**What you will do**
Transcribe all the entries word for word, skipping the pictures.

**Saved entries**

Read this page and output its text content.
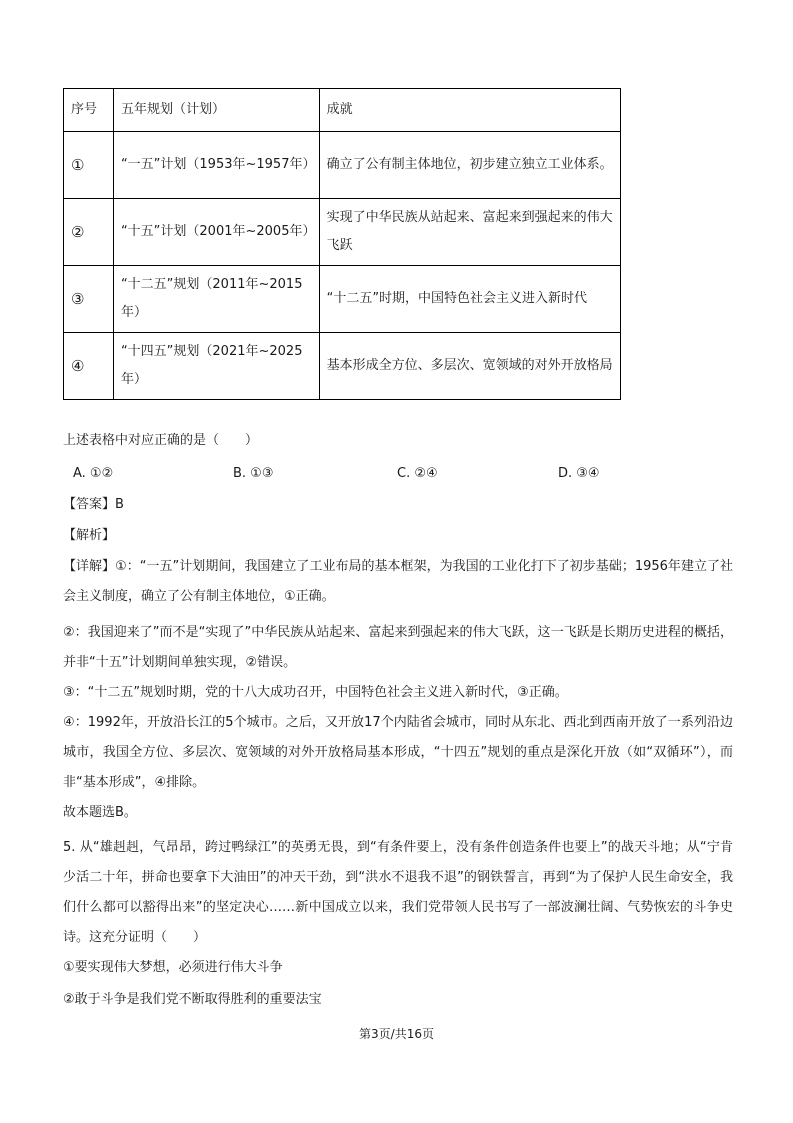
序号	五年规划（计划）	成就
①	“一五”计划（1953年~1957年）	确立了公有制主体地位，初步建立独立工业体系。
②	“十五”计划（2001年~2005年）	实现了中华民族从站起来、富起来到强起来的伟大飞跃
③	“十二五”规划（2011年~2015年）	“十二五”时期，中国特色社会主义进入新时代
④	“十四五”规划（2021年~2025年）	基本形成全方位、多层次、宽领域的对外开放格局
上述表格中对应正确的是（　　）
A. ①②	B. ①③	C. ②④	D. ③④
【答案】B
【解析】
【详解】①：“一五”计划期间，我国建立了工业布局的基本框架，为我国的工业化打下了初步基础；1956年建立了社会主义制度，确立了公有制主体地位，①正确。
②：我国迎来了”而不是“实现了”中华民族从站起来、富起来到强起来的伟大飞跃，这一飞跃是长期历史进程的概括，并非“十五”计划期间单独实现，②错误。
③：“十二五”规划时期，党的十八大成功召开，中国特色社会主义进入新时代，③正确。
④：1992年，开放沿长江的5个城市。之后，又开放17个内陆省会城市，同时从东北、西北到西南开放了一系列沿边城市，我国全方位、多层次、宽领域的对外开放格局基本形成，“十四五”规划的重点是深化开放（如“双循环”），而非“基本形成”，④排除。
故本题选B。
5. 从“雄赳赳，气昂昂，跨过鸭绿江”的英勇无畏，到“有条件要上，没有条件创造条件也要上”的战天斗地；从“宁肯少活二十年，拼命也要拿下大油田”的冲天干劲，到“洪水不退我不退”的钢铁誓言，再到“为了保护人民生命安全，我们什么都可以豁得出来”的坚定决心……新中国成立以来，我们党带领人民书写了一部波澜壮阔、气势恢宏的斗争史诗。这充分证明（　　）
①要实现伟大梦想，必须进行伟大斗争
②敢于斗争是我们党不断取得胜利的重要法宝
第3页/共16页
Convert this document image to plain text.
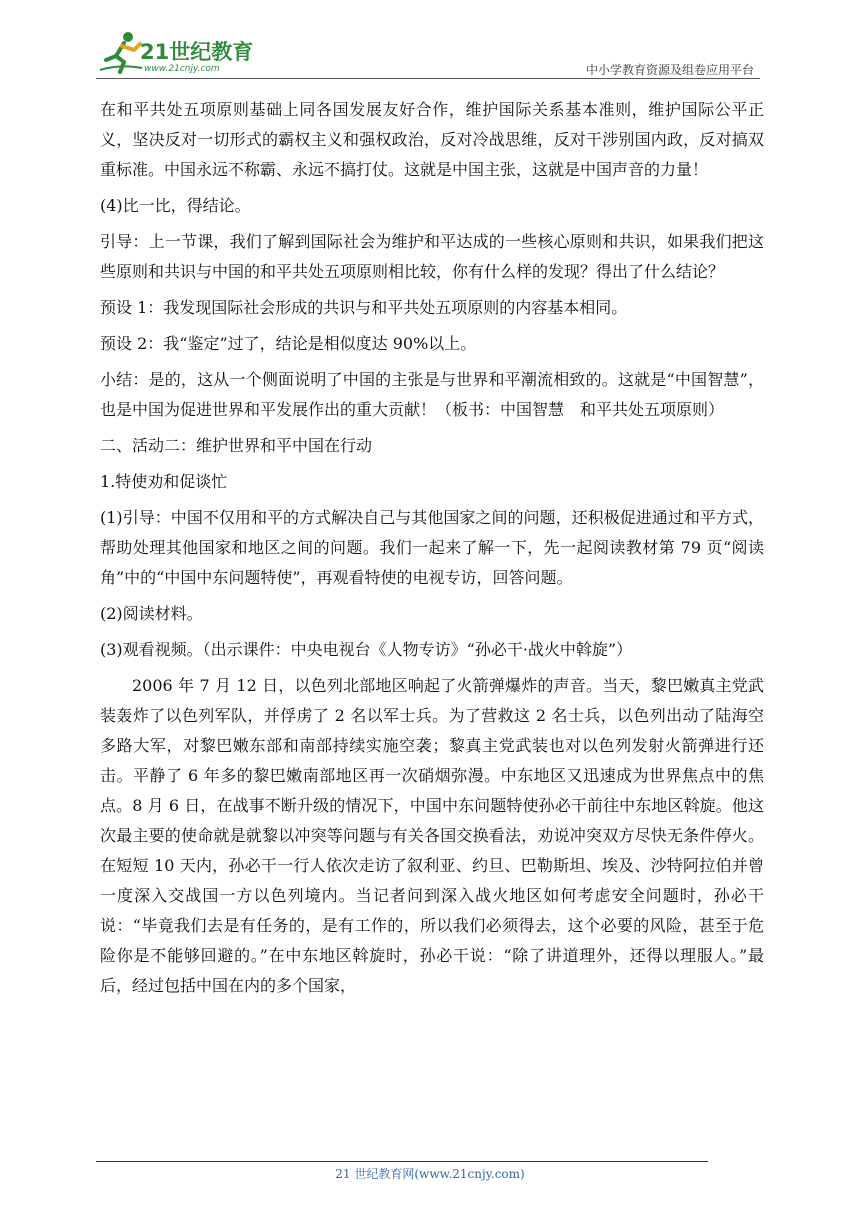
21世纪教育
www.21cnjy.com	中小学教育资源及组卷应用平台

在和平共处五项原则基础上同各国发展友好合作，维护国际关系基本准则，维护国际公平正义，坚决反对一切形式的霸权主义和强权政治，反对冷战思维，反对干涉别国内政，反对搞双重标准。中国永远不称霸、永远不搞打仗。这就是中国主张，这就是中国声音的力量！

(4)比一比，得结论。

引导：上一节课，我们了解到国际社会为维护和平达成的一些核心原则和共识，如果我们把这些原则和共识与中国的和平共处五项原则相比较，你有什么样的发现？得出了什么结论？

预设 1：我发现国际社会形成的共识与和平共处五项原则的内容基本相同。

预设 2：我“鉴定”过了，结论是相似度达 90%以上。

小结：是的，这从一个侧面说明了中国的主张是与世界和平潮流相致的。这就是“中国智慧”，也是中国为促进世界和平发展作出的重大贡献！（板书：中国智慧　和平共处五项原则）

二、活动二：维护世界和平中国在行动

1.特使劝和促谈忙

(1)引导：中国不仅用和平的方式解决自己与其他国家之间的问题，还积极促进通过和平方式，帮助处理其他国家和地区之间的问题。我们一起来了解一下，先一起阅读教材第 79 页“阅读角”中的“中国中东问题特使”，再观看特使的电视专访，回答问题。

(2)阅读材料。

(3)观看视频。（出示课件：中央电视台《人物专访》“孙必干·战火中斡旋”）

2006 年 7 月 12 日，以色列北部地区响起了火箭弹爆炸的声音。当天，黎巴嫩真主党武装轰炸了以色列军队，并俘虏了 2 名以军士兵。为了营救这 2 名士兵，以色列出动了陆海空多路大军，对黎巴嫩东部和南部持续实施空袭；黎真主党武装也对以色列发射火箭弹进行还击。平静了 6 年多的黎巴嫩南部地区再一次硝烟弥漫。中东地区又迅速成为世界焦点中的焦点。8 月 6 日，在战事不断升级的情况下，中国中东问题特使孙必干前往中东地区斡旋。他这次最主要的使命就是就黎以冲突等问题与有关各国交换看法，劝说冲突双方尽快无条件停火。在短短 10 天内，孙必干一行人依次走访了叙利亚、约旦、巴勒斯坦、埃及、沙特阿拉伯并曾一度深入交战国一方以色列境内。当记者问到深入战火地区如何考虑安全问题时，孙必干说：“毕竟我们去是有任务的，是有工作的，所以我们必须得去，这个必要的风险，甚至于危险你是不能够回避的。”在中东地区斡旋时，孙必干说：“除了讲道理外，还得以理服人。”最后，经过包括中国在内的多个国家，

21 世纪教育网(www.21cnjy.com)
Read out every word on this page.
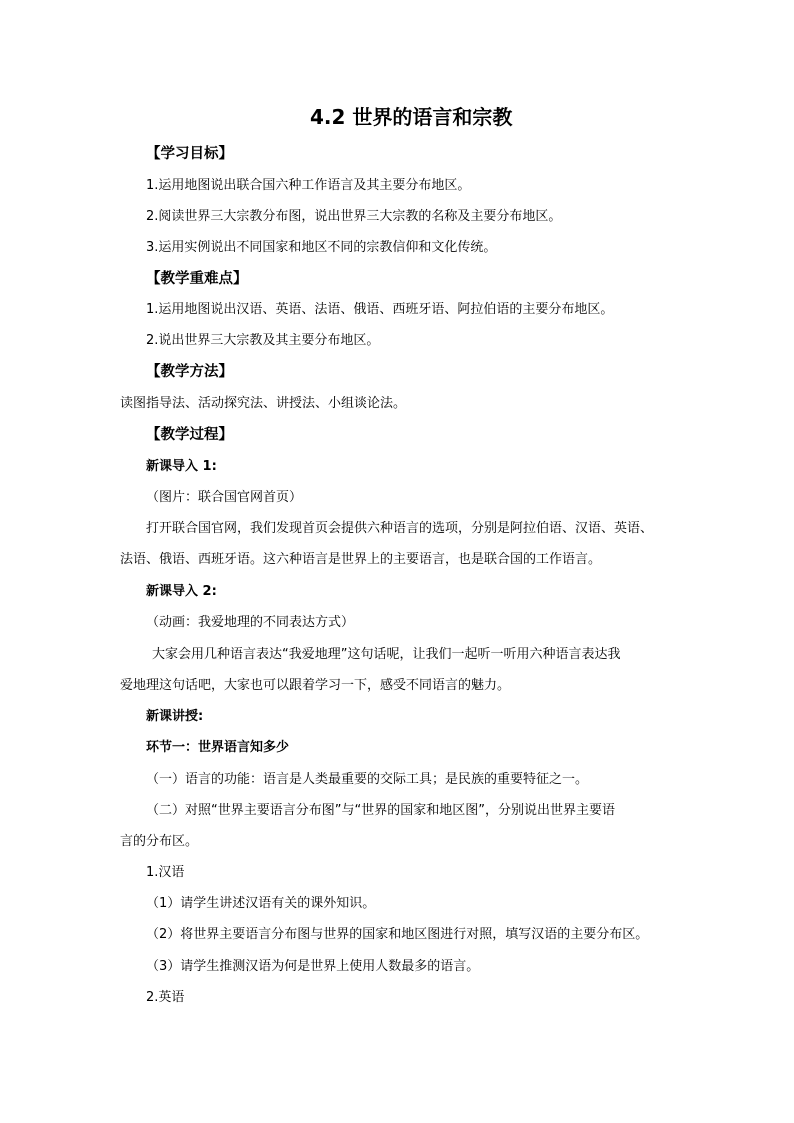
4.2 世界的语言和宗教
【学习目标】
1.运用地图说出联合国六种工作语言及其主要分布地区。
2.阅读世界三大宗教分布图，说出世界三大宗教的名称及主要分布地区。
3.运用实例说出不同国家和地区不同的宗教信仰和文化传统。
【教学重难点】
1.运用地图说出汉语、英语、法语、俄语、西班牙语、阿拉伯语的主要分布地区。
2.说出世界三大宗教及其主要分布地区。
【教学方法】
读图指导法、活动探究法、讲授法、小组谈论法。
【教学过程】
新课导入 1:
（图片：联合国官网首页）
打开联合国官网，我们发现首页会提供六种语言的选项，分别是阿拉伯语、汉语、英语、
法语、俄语、西班牙语。这六种语言是世界上的主要语言，也是联合国的工作语言。
新课导入 2:
（动画：我爱地理的不同表达方式）
大家会用几种语言表达“我爱地理”这句话呢，让我们一起听一听用六种语言表达我
爱地理这句话吧，大家也可以跟着学习一下，感受不同语言的魅力。
新课讲授:
环节一：世界语言知多少
（一）语言的功能：语言是人类最重要的交际工具；是民族的重要特征之一。
（二）对照“世界主要语言分布图”与“世界的国家和地区图”，分别说出世界主要语
言的分布区。
1.汉语
（1）请学生讲述汉语有关的课外知识。
（2）将世界主要语言分布图与世界的国家和地区图进行对照，填写汉语的主要分布区。
（3）请学生推测汉语为何是世界上使用人数最多的语言。
2.英语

**Task result**
Read this page and output its text content.
序号	五年规划（计划）	成就
①	“一五”计划（1953年~1957年）	确立了公有制主体地位，初步建立独立工业体系。
②	“十五”计划（2001年~2005年）	实现了中华民族从站起来、富起来到强起来的伟大飞跃
③	“十二五”规划（2011年~2015年）	“十二五”时期，中国特色社会主义进入新时代
④	“十四五”规划（2021年~2025年）	基本形成全方位、多层次、宽领域的对外开放格局
上述表格中对应正确的是（　　）
A. ①②	B. ①③	C. ②④	D. ③④
【答案】B
【解析】
【详解】①：“一五”计划期间，我国建立了工业布局的基本框架，为我国的工业化打下了初步基础；1956年建立了社会主义制度，确立了公有制主体地位，①正确。
②：我国迎来了”而不是“实现了”中华民族从站起来、富起来到强起来的伟大飞跃，这一飞跃是长期历史进程的概括，并非“十五”计划期间单独实现，②错误。
③：“十二五”规划时期，党的十八大成功召开，中国特色社会主义进入新时代，③正确。
④：1992年，开放沿长江的5个城市。之后，又开放17个内陆省会城市，同时从东北、西北到西南开放了一系列沿边城市，我国全方位、多层次、宽领域的对外开放格局基本形成，“十四五”规划的重点是深化开放（如“双循环”），而非“基本形成”，④排除。
故本题选B。
5. 从“雄赳赳，气昂昂，跨过鸭绿江”的英勇无畏，到“有条件要上，没有条件创造条件也要上”的战天斗地；从“宁肯少活二十年，拼命也要拿下大油田”的冲天干劲，到“洪水不退我不退”的钢铁誓言，再到“为了保护人民生命安全，我们什么都可以豁得出来”的坚定决心……新中国成立以来，我们党带领人民书写了一部波澜壮阔、气势恢宏的斗争史诗。这充分证明（　　）
①要实现伟大梦想，必须进行伟大斗争
②敢于斗争是我们党不断取得胜利的重要法宝
第3页/共16页
Convert this document image to plain text.
21世纪教育
www.21cnjy.com	中小学教育资源及组卷应用平台

在和平共处五项原则基础上同各国发展友好合作，维护国际关系基本准则，维护国际公平正义，坚决反对一切形式的霸权主义和强权政治，反对冷战思维，反对干涉别国内政，反对搞双重标准。中国永远不称霸、永远不搞打仗。这就是中国主张，这就是中国声音的力量！

(4)比一比，得结论。

引导：上一节课，我们了解到国际社会为维护和平达成的一些核心原则和共识，如果我们把这些原则和共识与中国的和平共处五项原则相比较，你有什么样的发现？得出了什么结论？

预设 1：我发现国际社会形成的共识与和平共处五项原则的内容基本相同。

预设 2：我“鉴定”过了，结论是相似度达 90%以上。

小结：是的，这从一个侧面说明了中国的主张是与世界和平潮流相致的。这就是“中国智慧”，也是中国为促进世界和平发展作出的重大贡献！（板书：中国智慧　和平共处五项原则）

二、活动二：维护世界和平中国在行动

1.特使劝和促谈忙

(1)引导：中国不仅用和平的方式解决自己与其他国家之间的问题，还积极促进通过和平方式，帮助处理其他国家和地区之间的问题。我们一起来了解一下，先一起阅读教材第 79 页“阅读角”中的“中国中东问题特使”，再观看特使的电视专访，回答问题。

(2)阅读材料。

(3)观看视频。（出示课件：中央电视台《人物专访》“孙必干·战火中斡旋”）

2006 年 7 月 12 日，以色列北部地区响起了火箭弹爆炸的声音。当天，黎巴嫩真主党武装轰炸了以色列军队，并俘虏了 2 名以军士兵。为了营救这 2 名士兵，以色列出动了陆海空多路大军，对黎巴嫩东部和南部持续实施空袭；黎真主党武装也对以色列发射火箭弹进行还击。平静了 6 年多的黎巴嫩南部地区再一次硝烟弥漫。中东地区又迅速成为世界焦点中的焦点。8 月 6 日，在战事不断升级的情况下，中国中东问题特使孙必干前往中东地区斡旋。他这次最主要的使命就是就黎以冲突等问题与有关各国交换看法，劝说冲突双方尽快无条件停火。在短短 10 天内，孙必干一行人依次走访了叙利亚、约旦、巴勒斯坦、埃及、沙特阿拉伯并曾一度深入交战国一方以色列境内。当记者问到深入战火地区如何考虑安全问题时，孙必干说：“毕竟我们去是有任务的，是有工作的，所以我们必须得去，这个必要的风险，甚至于危险你是不能够回避的。”在中东地区斡旋时，孙必干说：“除了讲道理外，还得以理服人。”最后，经过包括中国在内的多个国家，

21 世纪教育网(www.21cnjy.com)
Read out every word on this page.
4.2 世界的语言和宗教
【学习目标】
1.运用地图说出联合国六种工作语言及其主要分布地区。
2.阅读世界三大宗教分布图，说出世界三大宗教的名称及主要分布地区。
3.运用实例说出不同国家和地区不同的宗教信仰和文化传统。
【教学重难点】
1.运用地图说出汉语、英语、法语、俄语、西班牙语、阿拉伯语的主要分布地区。
2.说出世界三大宗教及其主要分布地区。
【教学方法】
读图指导法、活动探究法、讲授法、小组谈论法。
【教学过程】
新课导入 1:
（图片：联合国官网首页）
打开联合国官网，我们发现首页会提供六种语言的选项，分别是阿拉伯语、汉语、英语、
法语、俄语、西班牙语。这六种语言是世界上的主要语言，也是联合国的工作语言。
新课导入 2:
（动画：我爱地理的不同表达方式）
大家会用几种语言表达“我爱地理”这句话呢，让我们一起听一听用六种语言表达我
爱地理这句话吧，大家也可以跟着学习一下，感受不同语言的魅力。
新课讲授:
环节一：世界语言知多少
（一）语言的功能：语言是人类最重要的交际工具；是民族的重要特征之一。
（二）对照“世界主要语言分布图”与“世界的国家和地区图”，分别说出世界主要语
言的分布区。
1.汉语
（1）请学生讲述汉语有关的课外知识。
（2）将世界主要语言分布图与世界的国家和地区图进行对照，填写汉语的主要分布区。
（3）请学生推测汉语为何是世界上使用人数最多的语言。
2.英语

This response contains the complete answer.